> **Problem to work on**:
Answer these from the pickle brine article:
(a) How often does the new column run?
(b) What item does the column cover first?
(c) How does the article describe the liquid that baby dills bathe in?

Making the most of pickle brine

Five reasons not to waste that brine in your pickle jars

Spending exponentially more time at home in the kitchen, it's important to look at condiments, pantry staples and other basics in a new way. This is why we've decided to start a new weekly column where we look at one item you likely have in your fridge or cupboards and provide some tips on how you can make the most of it.

First up: pickle brine.

As much as I love a good pickle, there is so much more to a jar of tangy, green cucumbers than simply they themselves. Whether it's a traditional, cloudy brine that's more salty than sour, or the garlic-heavy neon-green liquid that baby dills bathe in, there is an immense amount of flavour in these brines just waiting to be utilized.

TL;DR: Don't toss that pickle brine!

> **Data rows**:

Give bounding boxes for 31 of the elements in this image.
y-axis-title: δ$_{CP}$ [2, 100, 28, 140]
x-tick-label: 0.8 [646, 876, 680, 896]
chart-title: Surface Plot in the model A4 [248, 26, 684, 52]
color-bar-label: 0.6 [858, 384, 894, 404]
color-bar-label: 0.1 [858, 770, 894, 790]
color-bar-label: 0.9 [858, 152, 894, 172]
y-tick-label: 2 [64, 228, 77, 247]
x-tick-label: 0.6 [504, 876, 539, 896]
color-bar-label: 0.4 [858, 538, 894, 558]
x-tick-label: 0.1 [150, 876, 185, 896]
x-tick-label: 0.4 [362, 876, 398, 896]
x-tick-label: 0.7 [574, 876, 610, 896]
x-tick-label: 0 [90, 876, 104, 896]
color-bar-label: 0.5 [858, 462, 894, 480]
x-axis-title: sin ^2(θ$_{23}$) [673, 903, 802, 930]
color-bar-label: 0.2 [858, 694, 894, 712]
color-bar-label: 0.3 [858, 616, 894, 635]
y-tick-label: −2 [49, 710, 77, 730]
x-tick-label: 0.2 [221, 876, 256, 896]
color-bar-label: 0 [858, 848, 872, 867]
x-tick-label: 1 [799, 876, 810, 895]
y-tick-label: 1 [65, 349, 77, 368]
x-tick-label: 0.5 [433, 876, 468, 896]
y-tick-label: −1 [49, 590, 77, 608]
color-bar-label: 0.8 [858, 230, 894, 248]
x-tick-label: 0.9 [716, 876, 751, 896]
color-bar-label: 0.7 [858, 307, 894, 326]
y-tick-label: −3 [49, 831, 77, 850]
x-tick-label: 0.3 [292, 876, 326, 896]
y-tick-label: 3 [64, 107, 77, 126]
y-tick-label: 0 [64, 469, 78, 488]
==
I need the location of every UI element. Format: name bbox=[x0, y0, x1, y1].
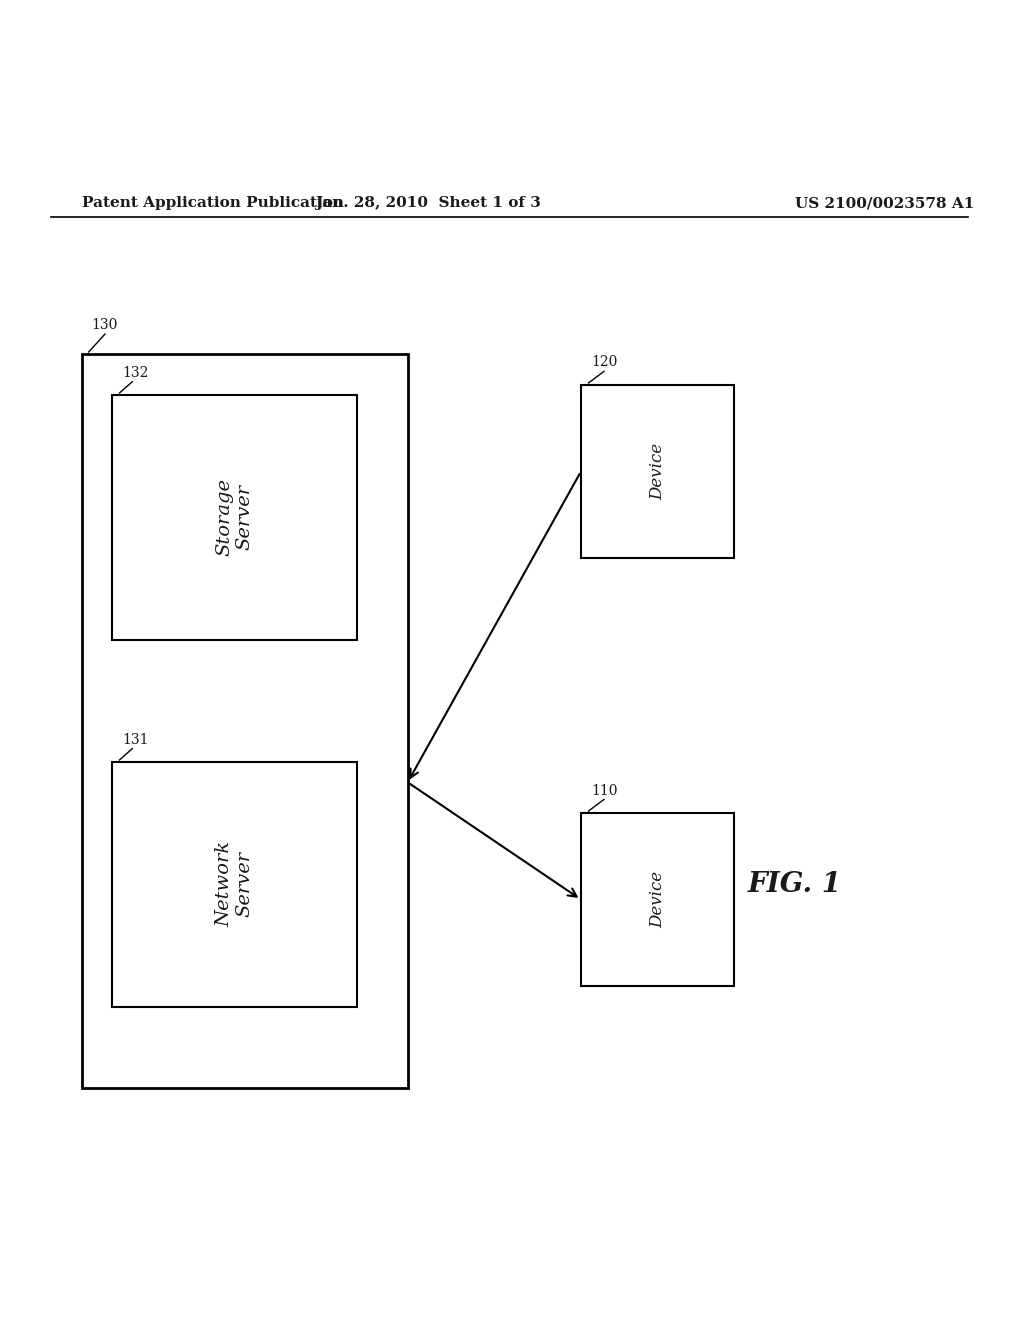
...
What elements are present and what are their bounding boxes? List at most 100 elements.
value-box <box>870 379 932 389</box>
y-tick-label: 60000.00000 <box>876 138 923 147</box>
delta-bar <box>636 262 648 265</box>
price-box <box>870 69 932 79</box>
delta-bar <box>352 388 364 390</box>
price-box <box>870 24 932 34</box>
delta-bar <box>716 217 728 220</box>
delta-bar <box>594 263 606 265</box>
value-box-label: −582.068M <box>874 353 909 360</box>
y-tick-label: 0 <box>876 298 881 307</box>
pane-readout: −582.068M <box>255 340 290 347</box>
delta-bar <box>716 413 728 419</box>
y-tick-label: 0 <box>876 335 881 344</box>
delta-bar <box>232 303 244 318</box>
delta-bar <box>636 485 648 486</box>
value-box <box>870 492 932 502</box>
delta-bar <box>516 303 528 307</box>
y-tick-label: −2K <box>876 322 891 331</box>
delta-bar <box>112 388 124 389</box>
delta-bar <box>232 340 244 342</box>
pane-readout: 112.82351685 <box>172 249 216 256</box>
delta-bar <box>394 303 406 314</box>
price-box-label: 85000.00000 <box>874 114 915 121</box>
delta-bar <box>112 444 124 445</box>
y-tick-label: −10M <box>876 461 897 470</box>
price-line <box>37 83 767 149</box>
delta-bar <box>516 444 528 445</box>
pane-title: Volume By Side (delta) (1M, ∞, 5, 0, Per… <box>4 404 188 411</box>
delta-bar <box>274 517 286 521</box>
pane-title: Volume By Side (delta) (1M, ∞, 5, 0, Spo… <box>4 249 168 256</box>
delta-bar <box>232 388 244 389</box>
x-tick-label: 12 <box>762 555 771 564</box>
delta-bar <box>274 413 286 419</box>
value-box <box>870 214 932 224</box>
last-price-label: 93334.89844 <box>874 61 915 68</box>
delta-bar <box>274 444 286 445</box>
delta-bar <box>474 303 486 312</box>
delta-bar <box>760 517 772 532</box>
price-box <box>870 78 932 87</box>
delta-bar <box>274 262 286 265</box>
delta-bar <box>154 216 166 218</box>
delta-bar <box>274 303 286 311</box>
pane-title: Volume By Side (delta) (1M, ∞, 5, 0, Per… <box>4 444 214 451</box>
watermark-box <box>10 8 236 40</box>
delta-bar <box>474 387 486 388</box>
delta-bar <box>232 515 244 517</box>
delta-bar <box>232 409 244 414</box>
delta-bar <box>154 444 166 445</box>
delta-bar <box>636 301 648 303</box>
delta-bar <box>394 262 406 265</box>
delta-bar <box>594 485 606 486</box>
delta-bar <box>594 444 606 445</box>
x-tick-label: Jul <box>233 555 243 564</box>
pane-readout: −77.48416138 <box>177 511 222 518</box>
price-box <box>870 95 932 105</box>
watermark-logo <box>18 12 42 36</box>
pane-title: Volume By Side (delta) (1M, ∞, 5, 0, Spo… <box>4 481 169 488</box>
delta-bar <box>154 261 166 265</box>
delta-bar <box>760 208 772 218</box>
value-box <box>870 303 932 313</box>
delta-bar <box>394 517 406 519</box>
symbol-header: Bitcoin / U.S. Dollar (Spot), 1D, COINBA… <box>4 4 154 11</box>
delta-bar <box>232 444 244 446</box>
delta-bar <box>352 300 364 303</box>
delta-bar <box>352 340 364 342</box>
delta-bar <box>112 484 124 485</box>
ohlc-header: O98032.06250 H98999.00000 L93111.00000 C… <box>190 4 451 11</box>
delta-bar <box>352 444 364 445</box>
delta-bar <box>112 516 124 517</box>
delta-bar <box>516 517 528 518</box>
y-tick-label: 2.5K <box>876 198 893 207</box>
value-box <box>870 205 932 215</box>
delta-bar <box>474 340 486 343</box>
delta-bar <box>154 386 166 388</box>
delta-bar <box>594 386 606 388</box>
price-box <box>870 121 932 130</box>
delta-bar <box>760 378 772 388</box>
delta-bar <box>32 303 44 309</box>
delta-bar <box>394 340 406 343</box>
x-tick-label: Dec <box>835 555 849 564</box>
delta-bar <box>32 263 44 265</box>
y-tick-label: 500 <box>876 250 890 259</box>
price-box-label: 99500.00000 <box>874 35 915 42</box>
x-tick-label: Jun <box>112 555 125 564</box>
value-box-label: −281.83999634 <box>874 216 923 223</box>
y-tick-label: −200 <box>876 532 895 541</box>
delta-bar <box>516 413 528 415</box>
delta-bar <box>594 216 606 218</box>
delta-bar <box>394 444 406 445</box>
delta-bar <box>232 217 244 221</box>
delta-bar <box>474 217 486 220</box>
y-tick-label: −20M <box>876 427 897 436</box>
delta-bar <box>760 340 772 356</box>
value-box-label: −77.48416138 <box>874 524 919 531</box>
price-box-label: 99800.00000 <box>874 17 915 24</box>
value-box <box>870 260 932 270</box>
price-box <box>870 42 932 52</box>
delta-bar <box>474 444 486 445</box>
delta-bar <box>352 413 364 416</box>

> **Response for this exercise**:
(a) Weekly.
(b) Pickle brine.
(c) It is garlic-heavy and neon green.